(Extracted data entries)
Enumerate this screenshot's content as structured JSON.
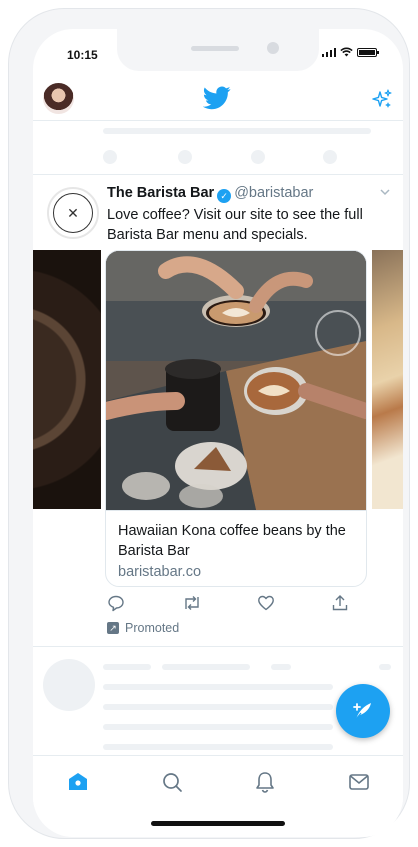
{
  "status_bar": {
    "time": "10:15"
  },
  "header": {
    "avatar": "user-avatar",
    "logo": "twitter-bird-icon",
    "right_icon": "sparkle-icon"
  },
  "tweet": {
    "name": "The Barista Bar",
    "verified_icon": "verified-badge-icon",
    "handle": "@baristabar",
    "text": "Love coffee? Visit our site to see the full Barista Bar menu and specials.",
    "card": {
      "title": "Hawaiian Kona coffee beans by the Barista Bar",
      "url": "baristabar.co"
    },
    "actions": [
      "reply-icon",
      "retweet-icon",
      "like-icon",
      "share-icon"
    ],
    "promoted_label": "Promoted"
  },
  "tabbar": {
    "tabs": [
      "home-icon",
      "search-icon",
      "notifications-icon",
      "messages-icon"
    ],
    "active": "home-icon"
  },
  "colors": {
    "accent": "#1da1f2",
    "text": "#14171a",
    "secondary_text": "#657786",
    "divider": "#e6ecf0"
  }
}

Exercise description:
Copy each line of the records that contains the word "baristabar".

Final answer:
    "handle": "@baristabar",
      "url": "baristabar.co"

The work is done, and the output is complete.